** Start of SUPPLIED INFORMATION **

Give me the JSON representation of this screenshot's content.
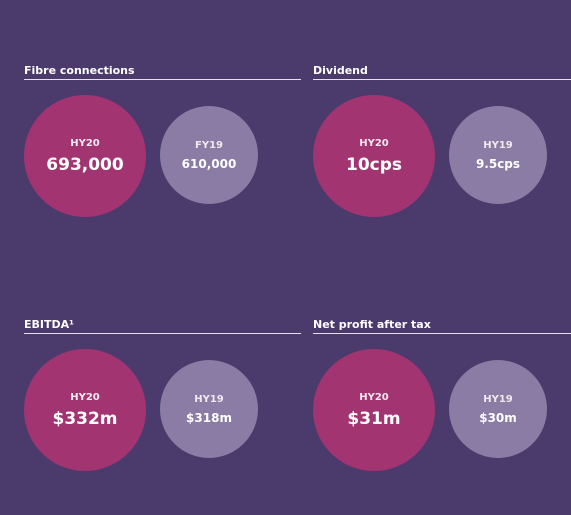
{
  "panels": [
    {
      "title": "Fibre connections",
      "current": {
        "period": "HY20",
        "value": "693,000"
      },
      "prior": {
        "period": "FY19",
        "value": "610,000"
      }
    },
    {
      "title": "Dividend",
      "current": {
        "period": "HY20",
        "value": "10cps"
      },
      "prior": {
        "period": "HY19",
        "value": "9.5cps"
      }
    },
    {
      "title": "EBITDA¹",
      "current": {
        "period": "HY20",
        "value": "$332m"
      },
      "prior": {
        "period": "HY19",
        "value": "$318m"
      }
    },
    {
      "title": "Net profit after tax",
      "current": {
        "period": "HY20",
        "value": "$31m"
      },
      "prior": {
        "period": "HY19",
        "value": "$30m"
      }
    }
  ],
  "colors": {
    "background": "#4b3a6c",
    "current_circle": "#a23571",
    "prior_circle": "#8a7ca4"
  }
}
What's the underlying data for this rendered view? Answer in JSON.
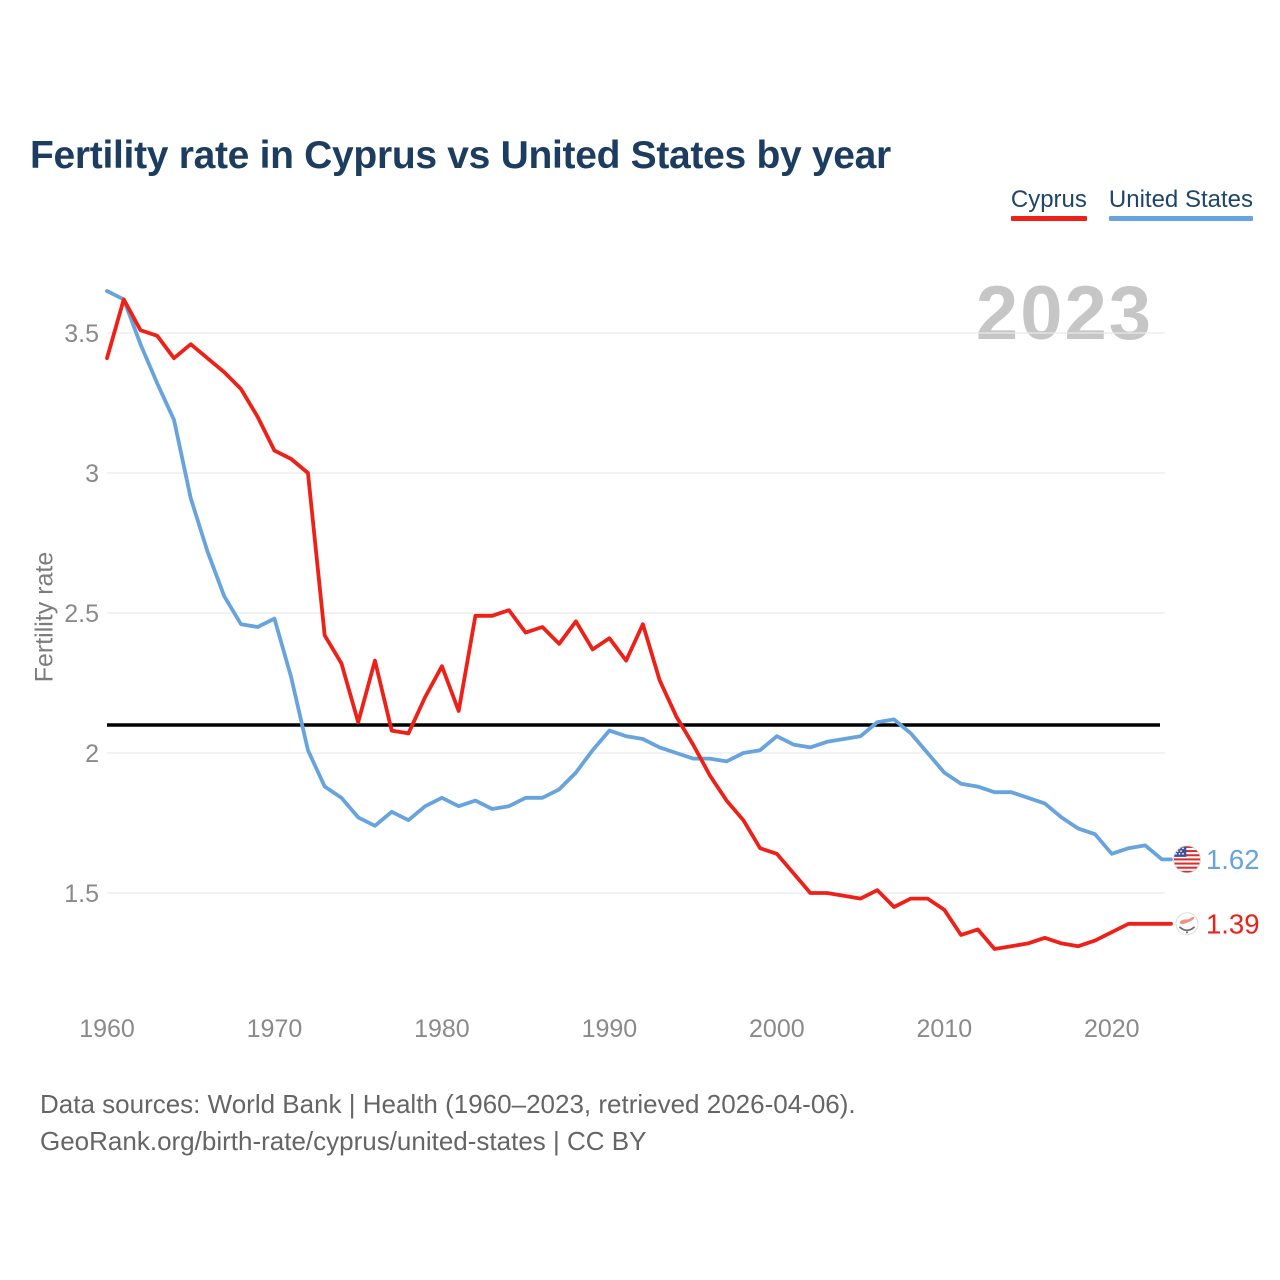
{
  "header": {
    "title": "Fertility rate in Cyprus vs United States by year"
  },
  "watermark": "2023",
  "chart_data": {
    "type": "line",
    "title": "Fertility rate in Cyprus vs United States by year",
    "xlabel": "",
    "ylabel": "Fertility rate",
    "grid": "horizontal",
    "xlim": [
      1960,
      2023
    ],
    "ylim": [
      1.25,
      3.7
    ],
    "x_ticks": [
      1960,
      1970,
      1980,
      1990,
      2000,
      2010,
      2020
    ],
    "y_ticks": [
      3.5,
      3,
      2.5,
      2,
      1.5
    ],
    "reference_line": {
      "value": 2.1,
      "color": "#000000"
    },
    "x": [
      1960,
      1961,
      1962,
      1963,
      1964,
      1965,
      1966,
      1967,
      1968,
      1969,
      1970,
      1971,
      1972,
      1973,
      1974,
      1975,
      1976,
      1977,
      1978,
      1979,
      1980,
      1981,
      1982,
      1983,
      1984,
      1985,
      1986,
      1987,
      1988,
      1989,
      1990,
      1991,
      1992,
      1993,
      1994,
      1995,
      1996,
      1997,
      1998,
      1999,
      2000,
      2001,
      2002,
      2003,
      2004,
      2005,
      2006,
      2007,
      2008,
      2009,
      2010,
      2011,
      2012,
      2013,
      2014,
      2015,
      2016,
      2017,
      2018,
      2019,
      2020,
      2021,
      2022,
      2023
    ],
    "series": [
      {
        "name": "Cyprus",
        "color": "#ee2119",
        "values": [
          3.41,
          3.62,
          3.51,
          3.49,
          3.41,
          3.46,
          3.41,
          3.36,
          3.3,
          3.2,
          3.08,
          3.05,
          3.0,
          2.42,
          2.32,
          2.11,
          2.33,
          2.08,
          2.07,
          2.2,
          2.31,
          2.15,
          2.49,
          2.49,
          2.51,
          2.43,
          2.45,
          2.39,
          2.47,
          2.37,
          2.41,
          2.33,
          2.46,
          2.26,
          2.13,
          2.03,
          1.92,
          1.83,
          1.76,
          1.66,
          1.64,
          1.57,
          1.5,
          1.5,
          1.49,
          1.48,
          1.51,
          1.45,
          1.48,
          1.48,
          1.44,
          1.35,
          1.37,
          1.3,
          1.31,
          1.32,
          1.34,
          1.32,
          1.31,
          1.33,
          1.36,
          1.39,
          1.39,
          1.39
        ]
      },
      {
        "name": "United States",
        "color": "#67a3dc",
        "values": [
          3.65,
          3.62,
          3.46,
          3.32,
          3.19,
          2.91,
          2.72,
          2.56,
          2.46,
          2.45,
          2.48,
          2.27,
          2.01,
          1.88,
          1.84,
          1.77,
          1.74,
          1.79,
          1.76,
          1.81,
          1.84,
          1.81,
          1.83,
          1.8,
          1.81,
          1.84,
          1.84,
          1.87,
          1.93,
          2.01,
          2.08,
          2.06,
          2.05,
          2.02,
          2.0,
          1.98,
          1.98,
          1.97,
          2.0,
          2.01,
          2.06,
          2.03,
          2.02,
          2.04,
          2.05,
          2.06,
          2.11,
          2.12,
          2.07,
          2.0,
          1.93,
          1.89,
          1.88,
          1.86,
          1.86,
          1.84,
          1.82,
          1.77,
          1.73,
          1.71,
          1.64,
          1.66,
          1.67,
          1.62
        ]
      }
    ]
  },
  "end_labels": [
    {
      "series": "United States",
      "value": "1.62",
      "flag": "us-flag-icon"
    },
    {
      "series": "Cyprus",
      "value": "1.39",
      "flag": "cyprus-flag-icon"
    }
  ],
  "footer": {
    "line1": "Data sources: World Bank | Health (1960–2023, retrieved 2026-04-06).",
    "line2": "GeoRank.org/birth-rate/cyprus/united-states | CC BY"
  }
}
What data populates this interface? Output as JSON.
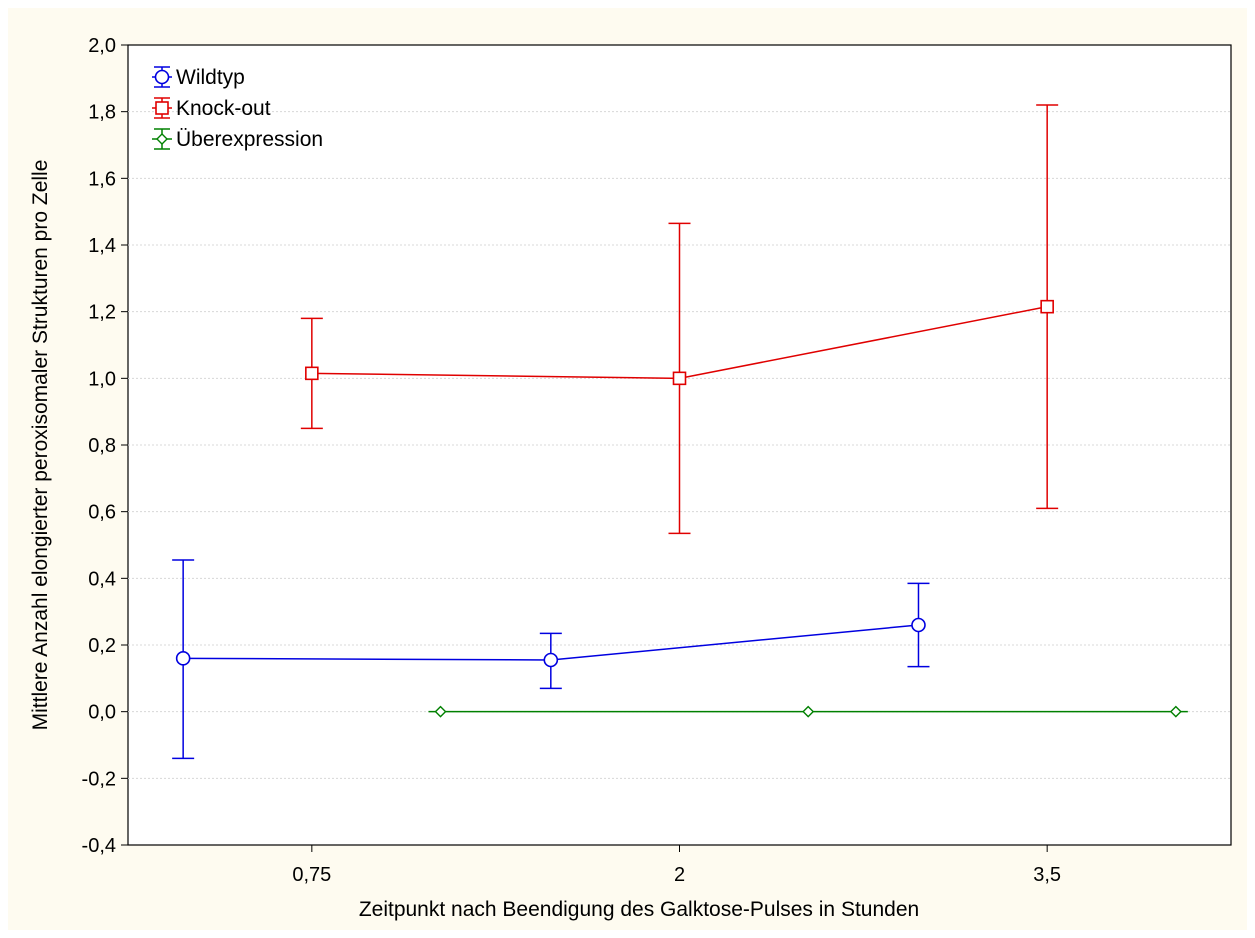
{
  "chart_data": {
    "type": "line",
    "title": "",
    "xlabel": "Zeitpunkt nach Beendigung des Galktose-Pulses in Stunden",
    "ylabel": "Mittlere Anzahl elongierter peroxisomaler Strukturen pro Zelle",
    "categories": [
      "0,75",
      "2",
      "3,5"
    ],
    "ylim": [
      -0.4,
      2.0
    ],
    "yticks": [
      "-0,4",
      "-0,2",
      "0,0",
      "0,2",
      "0,4",
      "0,6",
      "0,8",
      "1,0",
      "1,2",
      "1,4",
      "1,6",
      "1,8",
      "2,0"
    ],
    "grid": true,
    "legend_position": "top-left",
    "series": [
      {
        "name": "Wildtyp",
        "color": "#0000e0",
        "marker": "circle",
        "offset": -0.35,
        "values": [
          0.16,
          0.155,
          0.26
        ],
        "lower": [
          -0.14,
          0.07,
          0.135
        ],
        "upper": [
          0.455,
          0.235,
          0.385
        ]
      },
      {
        "name": "Knock-out",
        "color": "#e00000",
        "marker": "square",
        "offset": 0.0,
        "values": [
          1.015,
          1.0,
          1.215
        ],
        "lower": [
          0.85,
          0.535,
          0.61
        ],
        "upper": [
          1.18,
          1.465,
          1.82
        ]
      },
      {
        "name": "Überexpression",
        "color": "#008000",
        "marker": "diamond",
        "offset": 0.35,
        "values": [
          0.0,
          0.0,
          0.0
        ],
        "lower": [
          0.0,
          0.0,
          0.0
        ],
        "upper": [
          0.0,
          0.0,
          0.0
        ]
      }
    ]
  }
}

** End of SUPPLIED INFORMATION **

_TASK DETAILS_:
Could you reproduce every record above exactly, leaving out the pictures?

_TASK RESULT_:
Give me the JSON representation of this screenshot's content.
{
  "panels": [
    {
      "title": "Fibre connections",
      "current": {
        "period": "HY20",
        "value": "693,000"
      },
      "prior": {
        "period": "FY19",
        "value": "610,000"
      }
    },
    {
      "title": "Dividend",
      "current": {
        "period": "HY20",
        "value": "10cps"
      },
      "prior": {
        "period": "HY19",
        "value": "9.5cps"
      }
    },
    {
      "title": "EBITDA¹",
      "current": {
        "period": "HY20",
        "value": "$332m"
      },
      "prior": {
        "period": "HY19",
        "value": "$318m"
      }
    },
    {
      "title": "Net profit after tax",
      "current": {
        "period": "HY20",
        "value": "$31m"
      },
      "prior": {
        "period": "HY19",
        "value": "$30m"
      }
    }
  ],
  "colors": {
    "background": "#4b3a6c",
    "current_circle": "#a23571",
    "prior_circle": "#8a7ca4"
  }
}
What's the underlying data for this rendered view? Answer in JSON.
{
  "header": {
    "title": "Fertility rate in Cyprus vs United States by year"
  },
  "watermark": "2023",
  "chart_data": {
    "type": "line",
    "title": "Fertility rate in Cyprus vs United States by year",
    "xlabel": "",
    "ylabel": "Fertility rate",
    "grid": "horizontal",
    "xlim": [
      1960,
      2023
    ],
    "ylim": [
      1.25,
      3.7
    ],
    "x_ticks": [
      1960,
      1970,
      1980,
      1990,
      2000,
      2010,
      2020
    ],
    "y_ticks": [
      3.5,
      3,
      2.5,
      2,
      1.5
    ],
    "reference_line": {
      "value": 2.1,
      "color": "#000000"
    },
    "x": [
      1960,
      1961,
      1962,
      1963,
      1964,
      1965,
      1966,
      1967,
      1968,
      1969,
      1970,
      1971,
      1972,
      1973,
      1974,
      1975,
      1976,
      1977,
      1978,
      1979,
      1980,
      1981,
      1982,
      1983,
      1984,
      1985,
      1986,
      1987,
      1988,
      1989,
      1990,
      1991,
      1992,
      1993,
      1994,
      1995,
      1996,
      1997,
      1998,
      1999,
      2000,
      2001,
      2002,
      2003,
      2004,
      2005,
      2006,
      2007,
      2008,
      2009,
      2010,
      2011,
      2012,
      2013,
      2014,
      2015,
      2016,
      2017,
      2018,
      2019,
      2020,
      2021,
      2022,
      2023
    ],
    "series": [
      {
        "name": "Cyprus",
        "color": "#ee2119",
        "values": [
          3.41,
          3.62,
          3.51,
          3.49,
          3.41,
          3.46,
          3.41,
          3.36,
          3.3,
          3.2,
          3.08,
          3.05,
          3.0,
          2.42,
          2.32,
          2.11,
          2.33,
          2.08,
          2.07,
          2.2,
          2.31,
          2.15,
          2.49,
          2.49,
          2.51,
          2.43,
          2.45,
          2.39,
          2.47,
          2.37,
          2.41,
          2.33,
          2.46,
          2.26,
          2.13,
          2.03,
          1.92,
          1.83,
          1.76,
          1.66,
          1.64,
          1.57,
          1.5,
          1.5,
          1.49,
          1.48,
          1.51,
          1.45,
          1.48,
          1.48,
          1.44,
          1.35,
          1.37,
          1.3,
          1.31,
          1.32,
          1.34,
          1.32,
          1.31,
          1.33,
          1.36,
          1.39,
          1.39,
          1.39
        ]
      },
      {
        "name": "United States",
        "color": "#67a3dc",
        "values": [
          3.65,
          3.62,
          3.46,
          3.32,
          3.19,
          2.91,
          2.72,
          2.56,
          2.46,
          2.45,
          2.48,
          2.27,
          2.01,
          1.88,
          1.84,
          1.77,
          1.74,
          1.79,
          1.76,
          1.81,
          1.84,
          1.81,
          1.83,
          1.8,
          1.81,
          1.84,
          1.84,
          1.87,
          1.93,
          2.01,
          2.08,
          2.06,
          2.05,
          2.02,
          2.0,
          1.98,
          1.98,
          1.97,
          2.0,
          2.01,
          2.06,
          2.03,
          2.02,
          2.04,
          2.05,
          2.06,
          2.11,
          2.12,
          2.07,
          2.0,
          1.93,
          1.89,
          1.88,
          1.86,
          1.86,
          1.84,
          1.82,
          1.77,
          1.73,
          1.71,
          1.64,
          1.66,
          1.67,
          1.62
        ]
      }
    ]
  },
  "end_labels": [
    {
      "series": "United States",
      "value": "1.62",
      "flag": "us-flag-icon"
    },
    {
      "series": "Cyprus",
      "value": "1.39",
      "flag": "cyprus-flag-icon"
    }
  ],
  "footer": {
    "line1": "Data sources: World Bank | Health (1960–2023, retrieved 2026-04-06).",
    "line2": "GeoRank.org/birth-rate/cyprus/united-states | CC BY"
  }
}
What data populates this interface? Output as JSON.
{
  "chart_data": {
    "type": "line",
    "title": "",
    "xlabel": "Zeitpunkt nach Beendigung des Galktose-Pulses in Stunden",
    "ylabel": "Mittlere Anzahl elongierter peroxisomaler Strukturen pro Zelle",
    "categories": [
      "0,75",
      "2",
      "3,5"
    ],
    "ylim": [
      -0.4,
      2.0
    ],
    "yticks": [
      "-0,4",
      "-0,2",
      "0,0",
      "0,2",
      "0,4",
      "0,6",
      "0,8",
      "1,0",
      "1,2",
      "1,4",
      "1,6",
      "1,8",
      "2,0"
    ],
    "grid": true,
    "legend_position": "top-left",
    "series": [
      {
        "name": "Wildtyp",
        "color": "#0000e0",
        "marker": "circle",
        "offset": -0.35,
        "values": [
          0.16,
          0.155,
          0.26
        ],
        "lower": [
          -0.14,
          0.07,
          0.135
        ],
        "upper": [
          0.455,
          0.235,
          0.385
        ]
      },
      {
        "name": "Knock-out",
        "color": "#e00000",
        "marker": "square",
        "offset": 0.0,
        "values": [
          1.015,
          1.0,
          1.215
        ],
        "lower": [
          0.85,
          0.535,
          0.61
        ],
        "upper": [
          1.18,
          1.465,
          1.82
        ]
      },
      {
        "name": "Überexpression",
        "color": "#008000",
        "marker": "diamond",
        "offset": 0.35,
        "values": [
          0.0,
          0.0,
          0.0
        ],
        "lower": [
          0.0,
          0.0,
          0.0
        ],
        "upper": [
          0.0,
          0.0,
          0.0
        ]
      }
    ]
  }
}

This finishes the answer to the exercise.